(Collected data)
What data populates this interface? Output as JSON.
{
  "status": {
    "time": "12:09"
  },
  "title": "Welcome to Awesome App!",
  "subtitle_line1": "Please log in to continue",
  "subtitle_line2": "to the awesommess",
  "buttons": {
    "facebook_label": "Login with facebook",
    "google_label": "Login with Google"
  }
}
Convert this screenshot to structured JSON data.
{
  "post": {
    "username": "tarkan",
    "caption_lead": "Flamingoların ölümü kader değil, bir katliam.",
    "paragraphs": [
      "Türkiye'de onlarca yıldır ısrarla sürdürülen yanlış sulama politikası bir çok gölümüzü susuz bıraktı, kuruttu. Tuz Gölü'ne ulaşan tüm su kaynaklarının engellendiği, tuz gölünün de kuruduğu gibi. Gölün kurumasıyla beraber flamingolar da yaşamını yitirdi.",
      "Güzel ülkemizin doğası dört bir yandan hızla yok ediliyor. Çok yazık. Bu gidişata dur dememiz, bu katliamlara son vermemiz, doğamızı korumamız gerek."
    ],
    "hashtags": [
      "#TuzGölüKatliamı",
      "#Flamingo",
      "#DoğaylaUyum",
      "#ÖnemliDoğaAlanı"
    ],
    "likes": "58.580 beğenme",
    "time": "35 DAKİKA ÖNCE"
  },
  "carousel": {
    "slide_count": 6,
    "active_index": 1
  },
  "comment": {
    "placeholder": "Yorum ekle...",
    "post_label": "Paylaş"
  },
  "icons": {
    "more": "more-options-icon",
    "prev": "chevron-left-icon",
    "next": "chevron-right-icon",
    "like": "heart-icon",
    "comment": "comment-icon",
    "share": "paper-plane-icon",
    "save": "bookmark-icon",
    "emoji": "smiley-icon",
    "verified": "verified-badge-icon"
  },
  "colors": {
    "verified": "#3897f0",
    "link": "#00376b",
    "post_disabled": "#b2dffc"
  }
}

■ **The exercise**: Write the data out again in full and exactly.

■ **Full output**:
What data populates this interface? Output as JSON.
{
  "status": {
    "time": "12:09"
  },
  "title": "Welcome to Awesome App!",
  "subtitle_line1": "Please log in to continue",
  "subtitle_line2": "to the awesommess",
  "buttons": {
    "facebook_label": "Login with facebook",
    "google_label": "Login with Google"
  }
}
Convert this screenshot to structured JSON data.
{
  "post": {
    "username": "tarkan",
    "caption_lead": "Flamingoların ölümü kader değil, bir katliam.",
    "paragraphs": [
      "Türkiye'de onlarca yıldır ısrarla sürdürülen yanlış sulama politikası bir çok gölümüzü susuz bıraktı, kuruttu. Tuz Gölü'ne ulaşan tüm su kaynaklarının engellendiği, tuz gölünün de kuruduğu gibi. Gölün kurumasıyla beraber flamingolar da yaşamını yitirdi.",
      "Güzel ülkemizin doğası dört bir yandan hızla yok ediliyor. Çok yazık. Bu gidişata dur dememiz, bu katliamlara son vermemiz, doğamızı korumamız gerek."
    ],
    "hashtags": [
      "#TuzGölüKatliamı",
      "#Flamingo",
      "#DoğaylaUyum",
      "#ÖnemliDoğaAlanı"
    ],
    "likes": "58.580 beğenme",
    "time": "35 DAKİKA ÖNCE"
  },
  "carousel": {
    "slide_count": 6,
    "active_index": 1
  },
  "comment": {
    "placeholder": "Yorum ekle...",
    "post_label": "Paylaş"
  },
  "icons": {
    "more": "more-options-icon",
    "prev": "chevron-left-icon",
    "next": "chevron-right-icon",
    "like": "heart-icon",
    "comment": "comment-icon",
    "share": "paper-plane-icon",
    "save": "bookmark-icon",
    "emoji": "smiley-icon",
    "verified": "verified-badge-icon"
  },
  "colors": {
    "verified": "#3897f0",
    "link": "#00376b",
    "post_disabled": "#b2dffc"
  }
}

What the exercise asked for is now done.